## Request
Copy all the data exactly, except the pictures.

## Entries shown
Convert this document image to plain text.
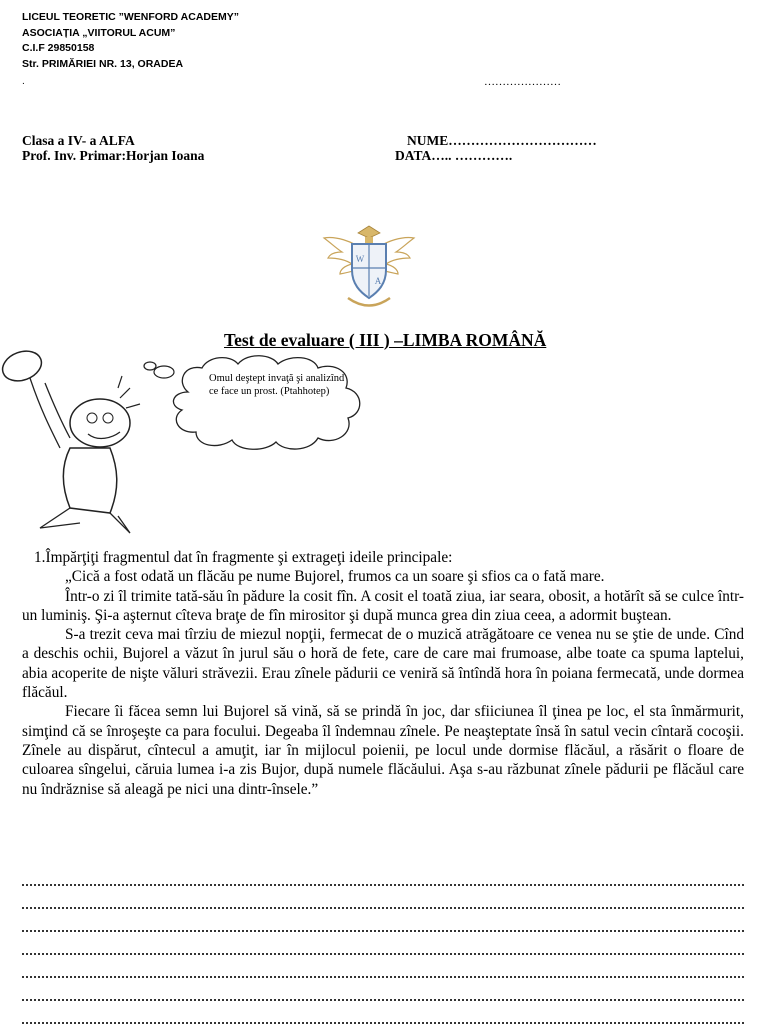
LICEUL TEORETIC ”WENFORD ACADEMY”
ASOCIAȚIA „VIITORUL ACUM”
C.I.F 29850158
Str. PRIMĂRIEI NR. 13, ORADEA
.	…………………
Clasa a IV- a ALFA
Prof. Inv. Primar:Horjan Ioana
NUME……………………………
DATA….. ………….
W
A
Test de evaluare ( III ) –LIMBA ROMÂNĂ
Omul deştept invaţă şi analizînd ce face un prost. (Ptahhotep)

1.Împărţiţi fragmentul dat în fragmente şi extrageţi ideile principale:

„Cică a fost odată un flăcău pe nume Bujorel, frumos ca un soare şi sfios ca o fată mare.

Într-o zi îl trimite tată-său în pădure la cosit fîn. A cosit el toată ziua, iar seara, obosit, a hotărît să se culce într-un luminiş. Şi-a aşternut cîteva braţe de fîn mirositor şi după munca grea din ziua ceea, a adormit buştean.

S-a trezit ceva mai tîrziu de miezul nopţii, fermecat de o muzică atrăgătoare ce venea nu se ştie de unde. Cînd a deschis ochii, Bujorel a văzut în jurul său o horă de fete, care de care mai frumoase, albe toate ca spuma laptelui, abia acoperite de nişte văluri străvezii. Erau zînele pădurii ce veniră să întîndă hora în poiana fermecată, unde dormea flăcăul.

Fiecare îi făcea semn lui Bujorel să vină, să se prindă în joc, dar sfiiciunea îl ţinea pe loc, el sta înmărmurit, simţind că se înroşeşte ca para focului. Degeaba îl îndemnau zînele. Pe neaşteptate însă în satul vecin cîntară cocoşii. Zînele au dispărut, cîntecul a amuţit, iar în mijlocul poienii, pe locul unde dormise flăcăul, a răsărit o floare de culoarea sîngelui, căruia lumea i-a zis Bujor, după numele flăcăului. Aşa s-au răzbunat zînele pădurii pe flăcăul care nu îndrăznise să aleagă pe nici una dintr-însele.”
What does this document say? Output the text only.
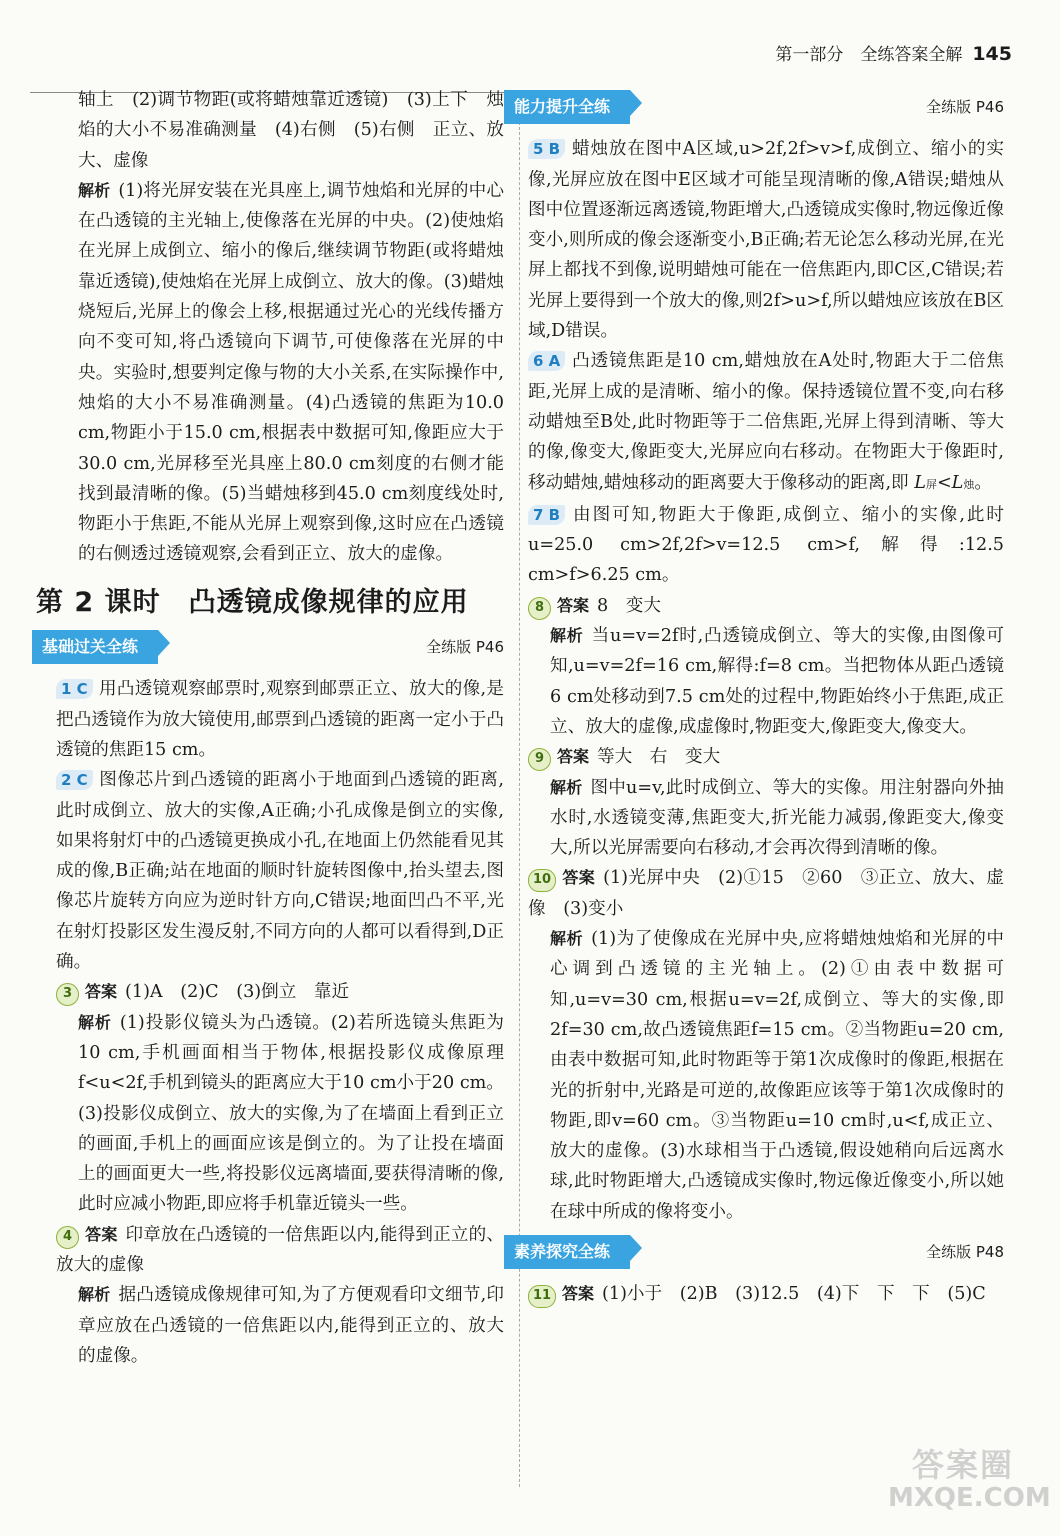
第一部分　全练答案全解 145

轴上　(2)调节物距(或将蜡烛靠近透镜)　(3)上下　烛焰的大小不易准确测量　(4)右侧　(5)右侧　正立、放大、虚像

解析 (1)将光屏安装在光具座上,调节烛焰和光屏的中心在凸透镜的主光轴上,使像落在光屏的中央。(2)使烛焰在光屏上成倒立、缩小的像后,继续调节物距(或将蜡烛靠近透镜),使烛焰在光屏上成倒立、放大的像。(3)蜡烛烧短后,光屏上的像会上移,根据通过光心的光线传播方向不变可知,将凸透镜向下调节,可使像落在光屏的中央。实验时,想要判定像与物的大小关系,在实际操作中,烛焰的大小不易准确测量。(4)凸透镜的焦距为10.0 cm,物距小于15.0 cm,根据表中数据可知,像距应大于30.0 cm,光屏移至光具座上80.0 cm刻度的右侧才能找到最清晰的像。(5)当蜡烛移到45.0 cm刻度线处时,物距小于焦距,不能从光屏上观察到像,这时应在凸透镜的右侧透过透镜观察,会看到正立、放大的虚像。

第 2 课时　凸透镜成像规律的应用
基础过关全练	全练版 P46

1 C 用凸透镜观察邮票时,观察到邮票正立、放大的像,是把凸透镜作为放大镜使用,邮票到凸透镜的距离一定小于凸透镜的焦距15 cm。

2 C 图像芯片到凸透镜的距离小于地面到凸透镜的距离,此时成倒立、放大的实像,A正确;小孔成像是倒立的实像,如果将射灯中的凸透镜更换成小孔,在地面上仍然能看见其成的像,B正确;站在地面的顺时针旋转图像中,抬头望去,图像芯片旋转方向应为逆时针方向,C错误;地面凹凸不平,光在射灯投影区发生漫反射,不同方向的人都可以看得到,D正确。

3 答案 (1)A　(2)C　(3)倒立　靠近

解析 (1)投影仪镜头为凸透镜。(2)若所选镜头焦距为10 cm,手机画面相当于物体,根据投影仪成像原理f<u<2f,手机到镜头的距离应大于10 cm小于20 cm。(3)投影仪成倒立、放大的实像,为了在墙面上看到正立的画面,手机上的画面应该是倒立的。为了让投在墙面上的画面更大一些,将投影仪远离墙面,要获得清晰的像,此时应减小物距,即应将手机靠近镜头一些。

4 答案 印章放在凸透镜的一倍焦距以内,能得到正立的、放大的虚像

解析 据凸透镜成像规律可知,为了方便观看印文细节,印章应放在凸透镜的一倍焦距以内,能得到正立的、放大的虚像。

能力提升全练	全练版 P46

5 B 蜡烛放在图中A区域,u>2f,2f>v>f,成倒立、缩小的实像,光屏应放在图中E区域才可能呈现清晰的像,A错误;蜡烛从图中位置逐渐远离透镜,物距增大,凸透镜成实像时,物远像近像变小,则所成的像会逐渐变小,B正确;若无论怎么移动光屏,在光屏上都找不到像,说明蜡烛可能在一倍焦距内,即C区,C错误;若光屏上要得到一个放大的像,则2f>u>f,所以蜡烛应该放在B区域,D错误。

6 A 凸透镜焦距是10 cm,蜡烛放在A处时,物距大于二倍焦距,光屏上成的是清晰、缩小的像。保持透镜位置不变,向右移动蜡烛至B处,此时物距等于二倍焦距,光屏上得到清晰、等大的像,像变大,像距变大,光屏应向右移动。在物距大于像距时,移动蜡烛,蜡烛移动的距离要大于像移动的距离,即 L屏<L烛。

7 B 由图可知,物距大于像距,成倒立、缩小的实像,此时u=25.0 cm>2f,2f>v=12.5 cm>f,解得:12.5 cm>f>6.25 cm。

8 答案 8　变大

解析 当u=v=2f时,凸透镜成倒立、等大的实像,由图像可知,u=v=2f=16 cm,解得:f=8 cm。当把物体从距凸透镜6 cm处移动到7.5 cm处的过程中,物距始终小于焦距,成正立、放大的虚像,成虚像时,物距变大,像距变大,像变大。

9 答案 等大　右　变大

解析 图中u=v,此时成倒立、等大的实像。用注射器向外抽水时,水透镜变薄,焦距变大,折光能力减弱,像距变大,像变大,所以光屏需要向右移动,才会再次得到清晰的像。

10 答案 (1)光屏中央　(2)①15　②60　③正立、放大、虚像　(3)变小

解析 (1)为了使像成在光屏中央,应将蜡烛烛焰和光屏的中心调到凸透镜的主光轴上。(2)①由表中数据可知,u=v=30 cm,根据u=v=2f,成倒立、等大的实像,即2f=30 cm,故凸透镜焦距f=15 cm。②当物距u=20 cm,由表中数据可知,此时物距等于第1次成像时的像距,根据在光的折射中,光路是可逆的,故像距应该等于第1次成像时的物距,即v=60 cm。③当物距u=10 cm时,u<f,成正立、放大的虚像。(3)水球相当于凸透镜,假设她稍向后远离水球,此时物距增大,凸透镜成实像时,物远像近像变小,所以她在球中所成的像将变小。

素养探究全练	全练版 P48

11 答案 (1)小于　(2)B　(3)12.5　(4)下　下　下　(5)C

答案圈
MXQE.COM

## Complete output
Convert this document image to plain text.
LICEUL TEORETIC ”WENFORD ACADEMY”
ASOCIAȚIA „VIITORUL ACUM”
C.I.F 29850158
Str. PRIMĂRIEI NR. 13, ORADEA
.	…………………
Clasa a IV- a ALFA
Prof. Inv. Primar:Horjan Ioana
NUME……………………………
DATA….. ………….
W
A
Test de evaluare ( III ) –LIMBA ROMÂNĂ
Omul deştept invaţă şi analizînd ce face un prost. (Ptahhotep)

1.Împărţiţi fragmentul dat în fragmente şi extrageţi ideile principale:

„Cică a fost odată un flăcău pe nume Bujorel, frumos ca un soare şi sfios ca o fată mare.

Într-o zi îl trimite tată-său în pădure la cosit fîn. A cosit el toată ziua, iar seara, obosit, a hotărît să se culce într-un luminiş. Şi-a aşternut cîteva braţe de fîn mirositor şi după munca grea din ziua ceea, a adormit buştean.

S-a trezit ceva mai tîrziu de miezul nopţii, fermecat de o muzică atrăgătoare ce venea nu se ştie de unde. Cînd a deschis ochii, Bujorel a văzut în jurul său o horă de fete, care de care mai frumoase, albe toate ca spuma laptelui, abia acoperite de nişte văluri străvezii. Erau zînele pădurii ce veniră să întîndă hora în poiana fermecată, unde dormea flăcăul.

Fiecare îi făcea semn lui Bujorel să vină, să se prindă în joc, dar sfiiciunea îl ţinea pe loc, el sta înmărmurit, simţind că se înroşeşte ca para focului. Degeaba îl îndemnau zînele. Pe neaşteptate însă în satul vecin cîntară cocoşii. Zînele au dispărut, cîntecul a amuţit, iar în mijlocul poienii, pe locul unde dormise flăcăul, a răsărit o floare de culoarea sîngelui, căruia lumea i-a zis Bujor, după numele flăcăului. Aşa s-au răzbunat zînele pădurii pe flăcăul care nu îndrăznise să aleagă pe nici una dintr-însele.”
What does this document say? Output the text only.
第一部分　全练答案全解 145

轴上　(2)调节物距(或将蜡烛靠近透镜)　(3)上下　烛焰的大小不易准确测量　(4)右侧　(5)右侧　正立、放大、虚像

解析 (1)将光屏安装在光具座上,调节烛焰和光屏的中心在凸透镜的主光轴上,使像落在光屏的中央。(2)使烛焰在光屏上成倒立、缩小的像后,继续调节物距(或将蜡烛靠近透镜),使烛焰在光屏上成倒立、放大的像。(3)蜡烛烧短后,光屏上的像会上移,根据通过光心的光线传播方向不变可知,将凸透镜向下调节,可使像落在光屏的中央。实验时,想要判定像与物的大小关系,在实际操作中,烛焰的大小不易准确测量。(4)凸透镜的焦距为10.0 cm,物距小于15.0 cm,根据表中数据可知,像距应大于30.0 cm,光屏移至光具座上80.0 cm刻度的右侧才能找到最清晰的像。(5)当蜡烛移到45.0 cm刻度线处时,物距小于焦距,不能从光屏上观察到像,这时应在凸透镜的右侧透过透镜观察,会看到正立、放大的虚像。

第 2 课时　凸透镜成像规律的应用
基础过关全练	全练版 P46

1 C 用凸透镜观察邮票时,观察到邮票正立、放大的像,是把凸透镜作为放大镜使用,邮票到凸透镜的距离一定小于凸透镜的焦距15 cm。

2 C 图像芯片到凸透镜的距离小于地面到凸透镜的距离,此时成倒立、放大的实像,A正确;小孔成像是倒立的实像,如果将射灯中的凸透镜更换成小孔,在地面上仍然能看见其成的像,B正确;站在地面的顺时针旋转图像中,抬头望去,图像芯片旋转方向应为逆时针方向,C错误;地面凹凸不平,光在射灯投影区发生漫反射,不同方向的人都可以看得到,D正确。

3 答案 (1)A　(2)C　(3)倒立　靠近

解析 (1)投影仪镜头为凸透镜。(2)若所选镜头焦距为10 cm,手机画面相当于物体,根据投影仪成像原理f<u<2f,手机到镜头的距离应大于10 cm小于20 cm。(3)投影仪成倒立、放大的实像,为了在墙面上看到正立的画面,手机上的画面应该是倒立的。为了让投在墙面上的画面更大一些,将投影仪远离墙面,要获得清晰的像,此时应减小物距,即应将手机靠近镜头一些。

4 答案 印章放在凸透镜的一倍焦距以内,能得到正立的、放大的虚像

解析 据凸透镜成像规律可知,为了方便观看印文细节,印章应放在凸透镜的一倍焦距以内,能得到正立的、放大的虚像。

能力提升全练	全练版 P46

5 B 蜡烛放在图中A区域,u>2f,2f>v>f,成倒立、缩小的实像,光屏应放在图中E区域才可能呈现清晰的像,A错误;蜡烛从图中位置逐渐远离透镜,物距增大,凸透镜成实像时,物远像近像变小,则所成的像会逐渐变小,B正确;若无论怎么移动光屏,在光屏上都找不到像,说明蜡烛可能在一倍焦距内,即C区,C错误;若光屏上要得到一个放大的像,则2f>u>f,所以蜡烛应该放在B区域,D错误。

6 A 凸透镜焦距是10 cm,蜡烛放在A处时,物距大于二倍焦距,光屏上成的是清晰、缩小的像。保持透镜位置不变,向右移动蜡烛至B处,此时物距等于二倍焦距,光屏上得到清晰、等大的像,像变大,像距变大,光屏应向右移动。在物距大于像距时,移动蜡烛,蜡烛移动的距离要大于像移动的距离,即 L屏<L烛。

7 B 由图可知,物距大于像距,成倒立、缩小的实像,此时u=25.0 cm>2f,2f>v=12.5 cm>f,解得:12.5 cm>f>6.25 cm。

8 答案 8　变大

解析 当u=v=2f时,凸透镜成倒立、等大的实像,由图像可知,u=v=2f=16 cm,解得:f=8 cm。当把物体从距凸透镜6 cm处移动到7.5 cm处的过程中,物距始终小于焦距,成正立、放大的虚像,成虚像时,物距变大,像距变大,像变大。

9 答案 等大　右　变大

解析 图中u=v,此时成倒立、等大的实像。用注射器向外抽水时,水透镜变薄,焦距变大,折光能力减弱,像距变大,像变大,所以光屏需要向右移动,才会再次得到清晰的像。

10 答案 (1)光屏中央　(2)①15　②60　③正立、放大、虚像　(3)变小

解析 (1)为了使像成在光屏中央,应将蜡烛烛焰和光屏的中心调到凸透镜的主光轴上。(2)①由表中数据可知,u=v=30 cm,根据u=v=2f,成倒立、等大的实像,即2f=30 cm,故凸透镜焦距f=15 cm。②当物距u=20 cm,由表中数据可知,此时物距等于第1次成像时的像距,根据在光的折射中,光路是可逆的,故像距应该等于第1次成像时的物距,即v=60 cm。③当物距u=10 cm时,u<f,成正立、放大的虚像。(3)水球相当于凸透镜,假设她稍向后远离水球,此时物距增大,凸透镜成实像时,物远像近像变小,所以她在球中所成的像将变小。

素养探究全练	全练版 P48

11 答案 (1)小于　(2)B　(3)12.5　(4)下　下　下　(5)C

答案圈
MXQE.COM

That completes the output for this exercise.